#### REQUIREMENT:
Every entry that follows should be reproduced exactly.

Collected data entries

>>>

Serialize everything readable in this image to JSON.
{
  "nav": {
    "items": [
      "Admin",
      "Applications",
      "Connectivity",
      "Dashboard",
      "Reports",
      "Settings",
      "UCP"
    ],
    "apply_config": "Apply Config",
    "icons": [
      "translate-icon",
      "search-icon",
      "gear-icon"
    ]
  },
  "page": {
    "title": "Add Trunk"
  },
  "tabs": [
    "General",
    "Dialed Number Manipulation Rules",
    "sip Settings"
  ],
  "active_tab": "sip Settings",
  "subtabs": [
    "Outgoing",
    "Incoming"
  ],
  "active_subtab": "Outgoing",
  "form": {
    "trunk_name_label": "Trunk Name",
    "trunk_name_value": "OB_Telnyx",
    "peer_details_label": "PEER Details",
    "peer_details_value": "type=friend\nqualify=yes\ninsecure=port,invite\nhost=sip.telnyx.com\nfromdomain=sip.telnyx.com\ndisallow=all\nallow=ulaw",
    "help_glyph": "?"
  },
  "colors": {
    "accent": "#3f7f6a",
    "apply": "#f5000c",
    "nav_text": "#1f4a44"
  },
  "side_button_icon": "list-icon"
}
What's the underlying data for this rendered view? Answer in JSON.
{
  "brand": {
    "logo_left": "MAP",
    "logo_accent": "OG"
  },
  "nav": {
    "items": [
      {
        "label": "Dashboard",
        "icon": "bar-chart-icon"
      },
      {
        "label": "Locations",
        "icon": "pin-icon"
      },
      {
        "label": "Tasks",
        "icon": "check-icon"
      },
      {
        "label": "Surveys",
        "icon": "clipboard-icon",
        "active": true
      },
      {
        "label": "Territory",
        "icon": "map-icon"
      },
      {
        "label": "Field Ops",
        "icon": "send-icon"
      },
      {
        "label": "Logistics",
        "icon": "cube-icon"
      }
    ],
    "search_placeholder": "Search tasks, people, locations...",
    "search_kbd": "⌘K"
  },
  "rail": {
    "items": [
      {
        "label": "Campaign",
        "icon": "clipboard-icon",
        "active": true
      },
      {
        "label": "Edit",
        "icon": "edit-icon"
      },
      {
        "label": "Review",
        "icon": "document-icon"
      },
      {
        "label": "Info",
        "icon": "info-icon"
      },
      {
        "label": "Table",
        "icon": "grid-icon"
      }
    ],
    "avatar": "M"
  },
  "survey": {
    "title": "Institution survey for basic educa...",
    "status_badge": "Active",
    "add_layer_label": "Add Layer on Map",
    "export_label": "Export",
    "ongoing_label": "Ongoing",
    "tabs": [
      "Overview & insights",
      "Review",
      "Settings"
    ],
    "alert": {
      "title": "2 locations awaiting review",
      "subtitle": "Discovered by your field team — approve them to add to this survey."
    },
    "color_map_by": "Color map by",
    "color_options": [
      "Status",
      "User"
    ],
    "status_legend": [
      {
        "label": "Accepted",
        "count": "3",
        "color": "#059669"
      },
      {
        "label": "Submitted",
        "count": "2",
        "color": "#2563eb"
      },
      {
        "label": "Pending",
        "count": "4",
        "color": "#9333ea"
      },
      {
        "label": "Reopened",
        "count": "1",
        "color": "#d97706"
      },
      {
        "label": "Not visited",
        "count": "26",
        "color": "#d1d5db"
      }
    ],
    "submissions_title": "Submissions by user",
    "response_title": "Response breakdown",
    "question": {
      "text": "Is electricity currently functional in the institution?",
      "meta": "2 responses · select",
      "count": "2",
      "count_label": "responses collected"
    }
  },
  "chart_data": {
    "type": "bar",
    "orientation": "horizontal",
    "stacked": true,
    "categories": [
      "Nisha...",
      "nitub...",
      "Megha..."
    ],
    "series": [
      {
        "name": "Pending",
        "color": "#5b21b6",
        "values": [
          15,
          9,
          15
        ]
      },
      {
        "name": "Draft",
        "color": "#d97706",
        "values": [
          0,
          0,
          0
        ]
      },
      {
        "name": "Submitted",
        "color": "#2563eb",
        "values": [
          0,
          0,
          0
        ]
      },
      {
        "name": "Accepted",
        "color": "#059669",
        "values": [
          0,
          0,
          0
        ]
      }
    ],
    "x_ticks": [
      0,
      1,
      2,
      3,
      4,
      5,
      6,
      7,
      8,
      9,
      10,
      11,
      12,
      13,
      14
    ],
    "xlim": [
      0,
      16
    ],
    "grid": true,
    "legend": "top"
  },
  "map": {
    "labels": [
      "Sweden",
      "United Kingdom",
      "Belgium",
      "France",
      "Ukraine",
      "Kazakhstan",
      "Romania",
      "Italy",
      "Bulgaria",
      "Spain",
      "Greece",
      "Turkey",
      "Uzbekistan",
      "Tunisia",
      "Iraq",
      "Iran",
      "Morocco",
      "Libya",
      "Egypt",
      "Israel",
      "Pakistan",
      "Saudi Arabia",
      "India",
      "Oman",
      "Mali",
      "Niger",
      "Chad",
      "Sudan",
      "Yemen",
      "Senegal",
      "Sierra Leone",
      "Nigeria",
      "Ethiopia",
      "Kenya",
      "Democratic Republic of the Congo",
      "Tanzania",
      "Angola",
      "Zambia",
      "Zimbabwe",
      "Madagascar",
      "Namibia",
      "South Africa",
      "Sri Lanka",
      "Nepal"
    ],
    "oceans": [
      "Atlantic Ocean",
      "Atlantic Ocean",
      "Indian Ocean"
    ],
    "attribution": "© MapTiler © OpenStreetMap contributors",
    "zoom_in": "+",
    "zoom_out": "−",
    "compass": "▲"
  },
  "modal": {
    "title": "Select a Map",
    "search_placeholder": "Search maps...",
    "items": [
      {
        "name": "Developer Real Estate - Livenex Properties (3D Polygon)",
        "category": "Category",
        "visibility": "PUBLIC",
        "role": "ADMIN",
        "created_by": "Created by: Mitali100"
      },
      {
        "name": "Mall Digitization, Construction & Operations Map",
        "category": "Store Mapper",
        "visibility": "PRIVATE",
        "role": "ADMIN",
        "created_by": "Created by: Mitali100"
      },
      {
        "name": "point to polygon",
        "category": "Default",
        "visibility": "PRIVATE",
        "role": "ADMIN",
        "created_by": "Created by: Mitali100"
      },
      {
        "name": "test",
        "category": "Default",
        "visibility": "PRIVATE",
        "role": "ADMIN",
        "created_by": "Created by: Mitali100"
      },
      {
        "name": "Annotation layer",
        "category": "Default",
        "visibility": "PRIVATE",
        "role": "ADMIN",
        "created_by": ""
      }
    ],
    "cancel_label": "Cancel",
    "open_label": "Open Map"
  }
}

<<<

#### TASK OUTPUT:
Serialize everything readable in this image to JSON.
{
  "nav": {
    "items": [
      "Admin",
      "Applications",
      "Connectivity",
      "Dashboard",
      "Reports",
      "Settings",
      "UCP"
    ],
    "apply_config": "Apply Config",
    "icons": [
      "translate-icon",
      "search-icon",
      "gear-icon"
    ]
  },
  "page": {
    "title": "Add Trunk"
  },
  "tabs": [
    "General",
    "Dialed Number Manipulation Rules",
    "sip Settings"
  ],
  "active_tab": "sip Settings",
  "subtabs": [
    "Outgoing",
    "Incoming"
  ],
  "active_subtab": "Outgoing",
  "form": {
    "trunk_name_label": "Trunk Name",
    "trunk_name_value": "OB_Telnyx",
    "peer_details_label": "PEER Details",
    "peer_details_value": "type=friend\nqualify=yes\ninsecure=port,invite\nhost=sip.telnyx.com\nfromdomain=sip.telnyx.com\ndisallow=all\nallow=ulaw",
    "help_glyph": "?"
  },
  "colors": {
    "accent": "#3f7f6a",
    "apply": "#f5000c",
    "nav_text": "#1f4a44"
  },
  "side_button_icon": "list-icon"
}
What's the underlying data for this rendered view? Answer in JSON.
{
  "brand": {
    "logo_left": "MAP",
    "logo_accent": "OG"
  },
  "nav": {
    "items": [
      {
        "label": "Dashboard",
        "icon": "bar-chart-icon"
      },
      {
        "label": "Locations",
        "icon": "pin-icon"
      },
      {
        "label": "Tasks",
        "icon": "check-icon"
      },
      {
        "label": "Surveys",
        "icon": "clipboard-icon",
        "active": true
      },
      {
        "label": "Territory",
        "icon": "map-icon"
      },
      {
        "label": "Field Ops",
        "icon": "send-icon"
      },
      {
        "label": "Logistics",
        "icon": "cube-icon"
      }
    ],
    "search_placeholder": "Search tasks, people, locations...",
    "search_kbd": "⌘K"
  },
  "rail": {
    "items": [
      {
        "label": "Campaign",
        "icon": "clipboard-icon",
        "active": true
      },
      {
        "label": "Edit",
        "icon": "edit-icon"
      },
      {
        "label": "Review",
        "icon": "document-icon"
      },
      {
        "label": "Info",
        "icon": "info-icon"
      },
      {
        "label": "Table",
        "icon": "grid-icon"
      }
    ],
    "avatar": "M"
  },
  "survey": {
    "title": "Institution survey for basic educa...",
    "status_badge": "Active",
    "add_layer_label": "Add Layer on Map",
    "export_label": "Export",
    "ongoing_label": "Ongoing",
    "tabs": [
      "Overview & insights",
      "Review",
      "Settings"
    ],
    "alert": {
      "title": "2 locations awaiting review",
      "subtitle": "Discovered by your field team — approve them to add to this survey."
    },
    "color_map_by": "Color map by",
    "color_options": [
      "Status",
      "User"
    ],
    "status_legend": [
      {
        "label": "Accepted",
        "count": "3",
        "color": "#059669"
      },
      {
        "label": "Submitted",
        "count": "2",
        "color": "#2563eb"
      },
      {
        "label": "Pending",
        "count": "4",
        "color": "#9333ea"
      },
      {
        "label": "Reopened",
        "count": "1",
        "color": "#d97706"
      },
      {
        "label": "Not visited",
        "count": "26",
        "color": "#d1d5db"
      }
    ],
    "submissions_title": "Submissions by user",
    "response_title": "Response breakdown",
    "question": {
      "text": "Is electricity currently functional in the institution?",
      "meta": "2 responses · select",
      "count": "2",
      "count_label": "responses collected"
    }
  },
  "chart_data": {
    "type": "bar",
    "orientation": "horizontal",
    "stacked": true,
    "categories": [
      "Nisha...",
      "nitub...",
      "Megha..."
    ],
    "series": [
      {
        "name": "Pending",
        "color": "#5b21b6",
        "values": [
          15,
          9,
          15
        ]
      },
      {
        "name": "Draft",
        "color": "#d97706",
        "values": [
          0,
          0,
          0
        ]
      },
      {
        "name": "Submitted",
        "color": "#2563eb",
        "values": [
          0,
          0,
          0
        ]
      },
      {
        "name": "Accepted",
        "color": "#059669",
        "values": [
          0,
          0,
          0
        ]
      }
    ],
    "x_ticks": [
      0,
      1,
      2,
      3,
      4,
      5,
      6,
      7,
      8,
      9,
      10,
      11,
      12,
      13,
      14
    ],
    "xlim": [
      0,
      16
    ],
    "grid": true,
    "legend": "top"
  },
  "map": {
    "labels": [
      "Sweden",
      "United Kingdom",
      "Belgium",
      "France",
      "Ukraine",
      "Kazakhstan",
      "Romania",
      "Italy",
      "Bulgaria",
      "Spain",
      "Greece",
      "Turkey",
      "Uzbekistan",
      "Tunisia",
      "Iraq",
      "Iran",
      "Morocco",
      "Libya",
      "Egypt",
      "Israel",
      "Pakistan",
      "Saudi Arabia",
      "India",
      "Oman",
      "Mali",
      "Niger",
      "Chad",
      "Sudan",
      "Yemen",
      "Senegal",
      "Sierra Leone",
      "Nigeria",
      "Ethiopia",
      "Kenya",
      "Democratic Republic of the Congo",
      "Tanzania",
      "Angola",
      "Zambia",
      "Zimbabwe",
      "Madagascar",
      "Namibia",
      "South Africa",
      "Sri Lanka",
      "Nepal"
    ],
    "oceans": [
      "Atlantic Ocean",
      "Atlantic Ocean",
      "Indian Ocean"
    ],
    "attribution": "© MapTiler © OpenStreetMap contributors",
    "zoom_in": "+",
    "zoom_out": "−",
    "compass": "▲"
  },
  "modal": {
    "title": "Select a Map",
    "search_placeholder": "Search maps...",
    "items": [
      {
        "name": "Developer Real Estate - Livenex Properties (3D Polygon)",
        "category": "Category",
        "visibility": "PUBLIC",
        "role": "ADMIN",
        "created_by": "Created by: Mitali100"
      },
      {
        "name": "Mall Digitization, Construction & Operations Map",
        "category": "Store Mapper",
        "visibility": "PRIVATE",
        "role": "ADMIN",
        "created_by": "Created by: Mitali100"
      },
      {
        "name": "point to polygon",
        "category": "Default",
        "visibility": "PRIVATE",
        "role": "ADMIN",
        "created_by": "Created by: Mitali100"
      },
      {
        "name": "test",
        "category": "Default",
        "visibility": "PRIVATE",
        "role": "ADMIN",
        "created_by": "Created by: Mitali100"
      },
      {
        "name": "Annotation layer",
        "category": "Default",
        "visibility": "PRIVATE",
        "role": "ADMIN",
        "created_by": ""
      }
    ],
    "cancel_label": "Cancel",
    "open_label": "Open Map"
  }
}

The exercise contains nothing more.